(Dataset records)

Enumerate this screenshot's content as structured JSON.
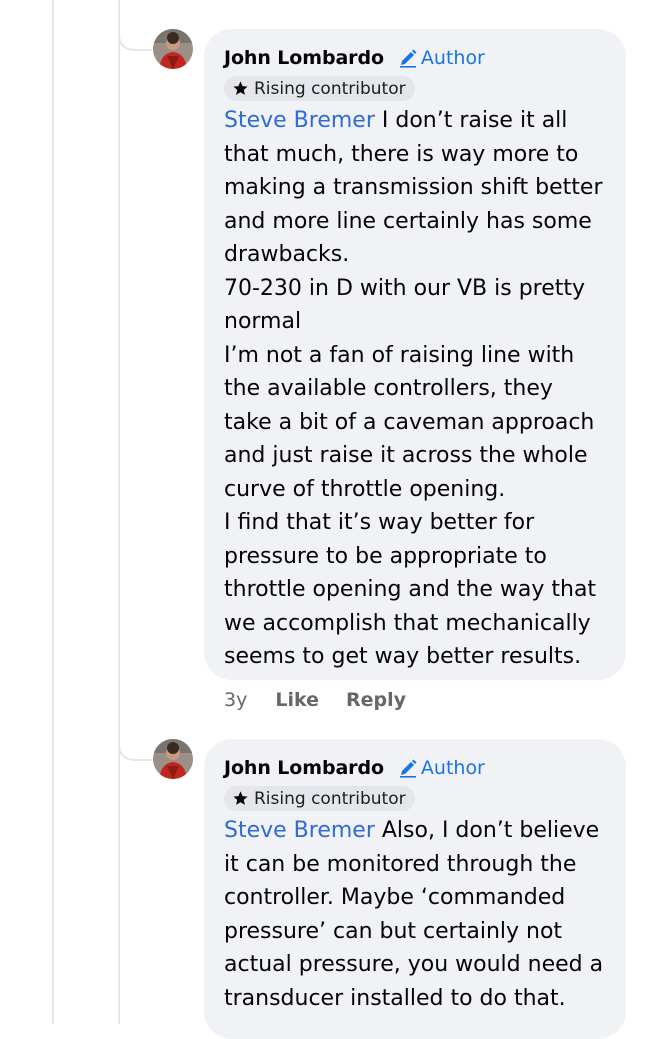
{
  "comments": [
    {
      "author": "John Lombardo",
      "author_badge": "Author",
      "contributor_badge": "Rising contributor",
      "mention": "Steve Bremer",
      "text": " I don’t raise it all that much, there is way more to making a transmission shift better and more line certainly has some drawbacks.\n70-230 in D with our VB is pretty normal\nI’m not a fan of raising line with the available controllers, they take a bit of a caveman approach and just raise it across the whole curve of throttle opening.\nI find that it’s way better for pressure to be appropriate to throttle opening and the way that we accomplish that mechanically seems to get way better results.",
      "time": "3y",
      "like_label": "Like",
      "reply_label": "Reply"
    },
    {
      "author": "John Lombardo",
      "author_badge": "Author",
      "contributor_badge": "Rising contributor",
      "mention": "Steve Bremer",
      "text": " Also, I don’t believe it can be monitored through the controller. Maybe ‘commanded pressure’ can but certainly not actual pressure, you would need a transducer installed to do that."
    }
  ],
  "colors": {
    "bubble": "#f0f2f5",
    "mention": "#2e6bd6",
    "author_badge": "#1b74e4",
    "meta_text": "#65676b",
    "thread_line": "#e4e6ea"
  },
  "icons": {
    "author_badge": "pencil-icon",
    "contributor_badge": "star-icon"
  }
}
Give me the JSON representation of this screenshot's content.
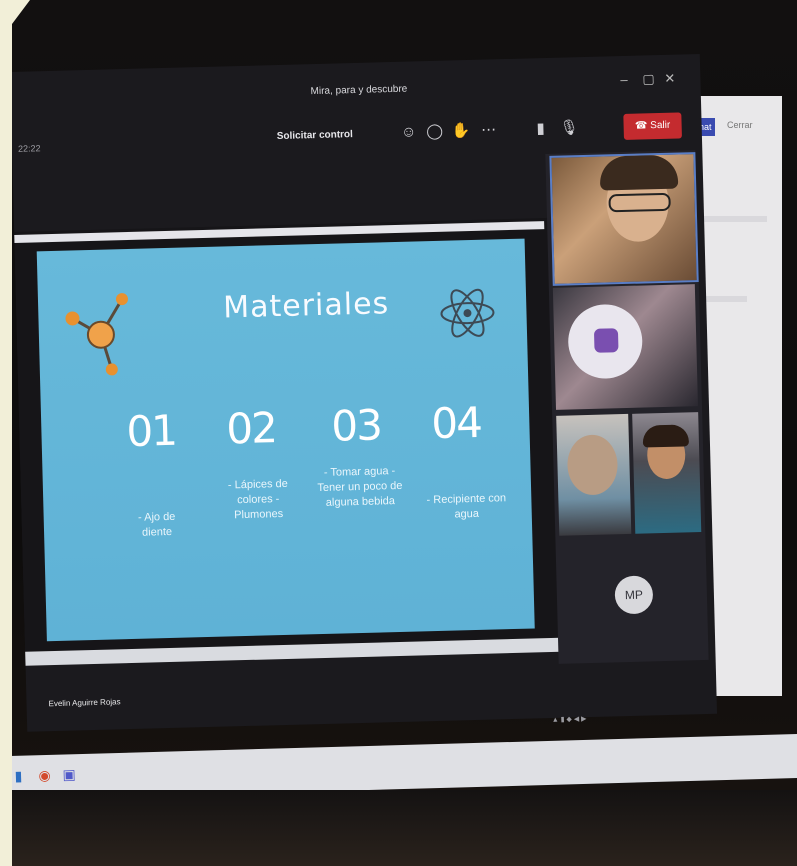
{
  "window": {
    "title": "Mira, para y descubre",
    "time": "22:22",
    "solicitar_label": "Solicitar control",
    "leave_label": "Salir"
  },
  "bg_app": {
    "tab_label": "Chat",
    "nav_text": "Cerrar"
  },
  "slide": {
    "title": "Materiales",
    "items": [
      {
        "number": "01",
        "text": "- Ajo de diente"
      },
      {
        "number": "02",
        "text": "- Lápices de colores - Plumones"
      },
      {
        "number": "03",
        "text": "- Tomar agua - Tener un poco de alguna bebida"
      },
      {
        "number": "04",
        "text": "- Recipiente con agua"
      }
    ]
  },
  "participants": {
    "avatar_initials": "MP"
  },
  "presenter_name": "Evelin Aguirre Rojas",
  "colors": {
    "slide_bg": "#62b4d8",
    "leave_red": "#c42b2f",
    "accent_blue": "#3a4bb0"
  }
}
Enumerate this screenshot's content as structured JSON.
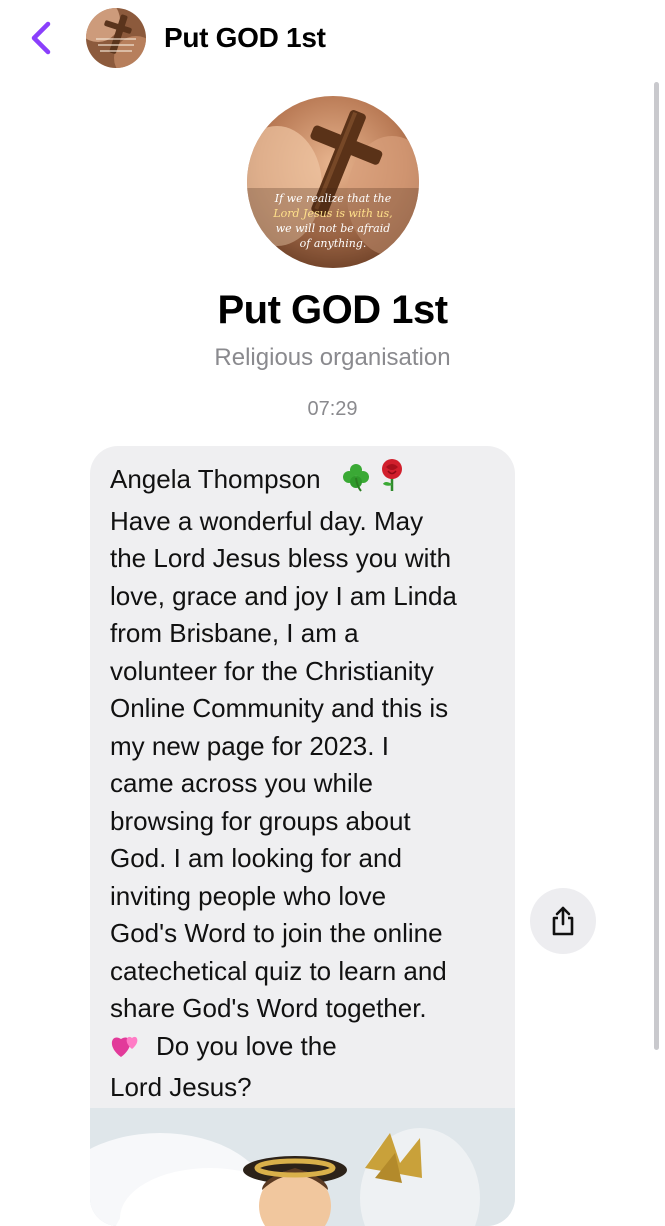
{
  "header": {
    "title": "Put GOD 1st",
    "avatar_icon": "cross-in-hands-avatar",
    "back_icon": "chevron-left-icon",
    "accent_color": "#8a3ffc"
  },
  "profile": {
    "name": "Put GOD 1st",
    "category": "Religious organisation",
    "avatar_quote": [
      "If we realize that the",
      "Lord Jesus is with us,",
      "we will not be afraid",
      "of anything."
    ]
  },
  "conversation": {
    "timestamp": "07:29",
    "message": {
      "lines": [
        "Angela Thompson",
        "Have a wonderful day. May",
        "the Lord Jesus bless you with",
        "love, grace and joy I am Linda",
        "from Brisbane, I am a",
        "volunteer for the Christianity",
        "Online Community and this is",
        "my new page for 2023. I",
        "came across you while",
        "browsing for groups about",
        "God. I am looking for and",
        "inviting people who love",
        "God's Word to join the online",
        "catechetical quiz to learn and",
        "share God's Word together.",
        "Do you love  the",
        "Lord Jesus?"
      ],
      "emojis": [
        "shamrock",
        "rose",
        "two-hearts"
      ],
      "attachment": "angel-figurine-image"
    },
    "share_icon": "share-icon"
  }
}
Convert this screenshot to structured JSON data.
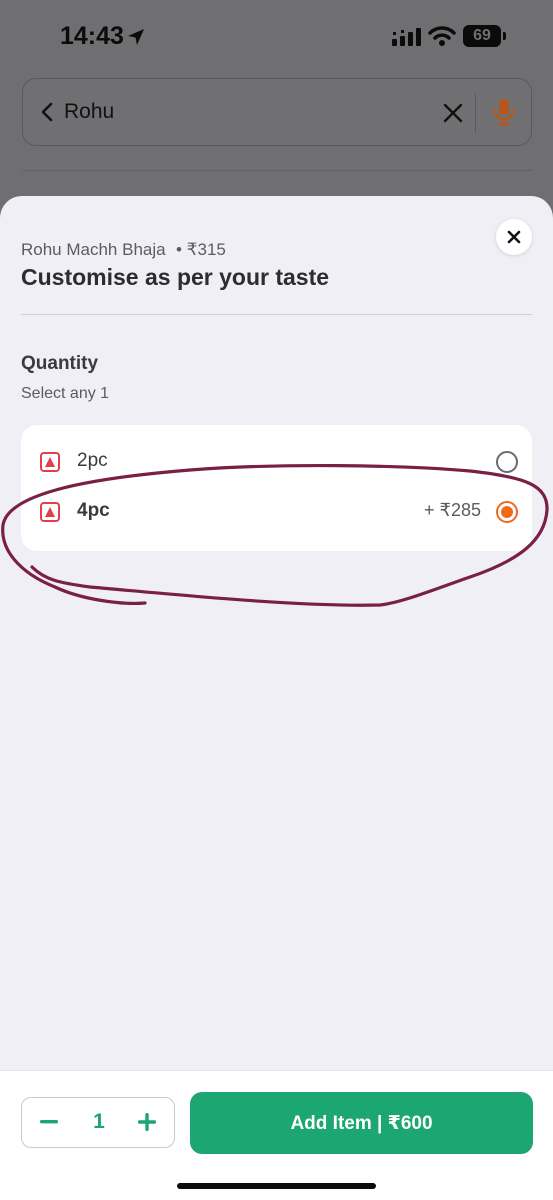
{
  "status_bar": {
    "time": "14:43",
    "battery": "69",
    "icons": [
      "location-arrow-icon",
      "signal-icon",
      "wifi-icon",
      "battery-icon"
    ]
  },
  "search": {
    "query": "Rohu",
    "icons": [
      "back-arrow-icon",
      "clear-x-icon",
      "microphone-icon"
    ]
  },
  "sheet": {
    "item_name": "Rohu Machh Bhaja",
    "item_price": "• ₹315",
    "title": "Customise as per your taste",
    "section": {
      "title": "Quantity",
      "subtitle": "Select any 1",
      "options": [
        {
          "label": "2pc",
          "price": "",
          "selected": false
        },
        {
          "label": "4pc",
          "price": "+ ₹285",
          "selected": true
        }
      ]
    }
  },
  "footer": {
    "quantity": "1",
    "minus_symbol": "−",
    "plus_symbol": "+",
    "add_label": "Add Item | ₹600"
  },
  "colors": {
    "accent_green": "#1ba672",
    "radio_orange": "#ef6a1c",
    "nonveg_red": "#e0404b",
    "annotation_maroon": "#7a1f45",
    "mic_orange": "#b8551c"
  }
}
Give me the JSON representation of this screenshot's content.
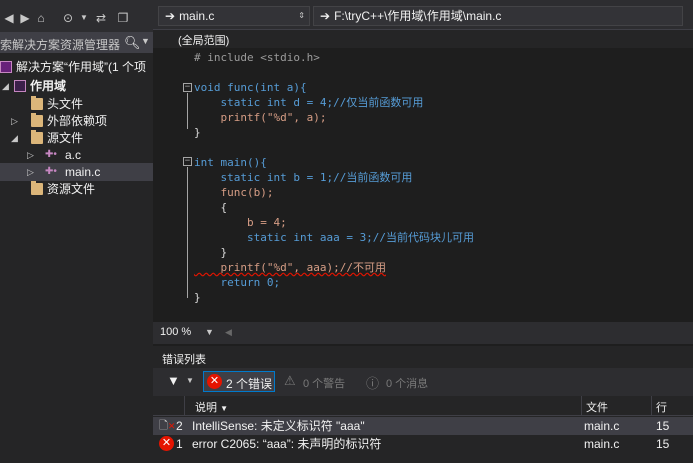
{
  "solution_explorer": {
    "search_placeholder": "索解决方案资源管理器(",
    "tree": [
      {
        "label": "解决方案“作用域”(1 个项",
        "selected": false
      },
      {
        "label": "作用域",
        "selected": false
      },
      {
        "label": "头文件",
        "selected": false
      },
      {
        "label": "外部依赖项",
        "selected": false
      },
      {
        "label": "源文件",
        "selected": false
      },
      {
        "label": "a.c",
        "selected": false
      },
      {
        "label": "main.c",
        "selected": true
      },
      {
        "label": "资源文件",
        "selected": false
      }
    ]
  },
  "editor": {
    "file_dropdown": "main.c",
    "path_dropdown": "F:\\tryC++\\作用域\\作用域\\main.c",
    "scope": "(全局范围)",
    "zoom": "100 %"
  },
  "code_lines": [
    "# include <stdio.h>",
    "",
    "void func(int a){",
    "    static int d = 4;//仅当前函数可用",
    "    printf(\"%d\", a);",
    "}",
    "",
    "int main(){",
    "    static int b = 1;//当前函数可用",
    "    func(b);",
    "    {",
    "        b = 4;",
    "        static int aaa = 3;//当前代码块儿可用",
    "    }",
    "    printf(\"%d\", aaa);//不可用",
    "    return 0;",
    "}"
  ],
  "error_list": {
    "title": "错误列表",
    "errors_button": "2 个错误",
    "warnings_button": "0 个警告",
    "messages_button": "0 个消息",
    "columns": {
      "desc": "说明",
      "file": "文件",
      "line": "行"
    },
    "rows": [
      {
        "num": "2",
        "desc": "IntelliSense:  未定义标识符 \"aaa\"",
        "file": "main.c",
        "line": "15",
        "selected": true
      },
      {
        "num": "1",
        "desc": "error C2065:  “aaa”: 未声明的标识符",
        "file": "main.c",
        "line": "15",
        "selected": false
      }
    ]
  }
}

(Stated exercise) Above are the records. Identify each line that contains the word "across".

(Solution to this task)
      "text": " I don’t raise it all that much, there is way more to making a transmission shift better and more line certainly has some drawbacks.\n70-230 in D with our VB is pretty normal\nI’m not a fan of raising line with the available controllers, they take a bit of a caveman approach and just raise it across the whole curve of throttle opening.\nI find that it’s way better for pressure to be appropriate to throttle opening and the way that we accomplish that mechanically seems to get way better results.",
        "came across you while",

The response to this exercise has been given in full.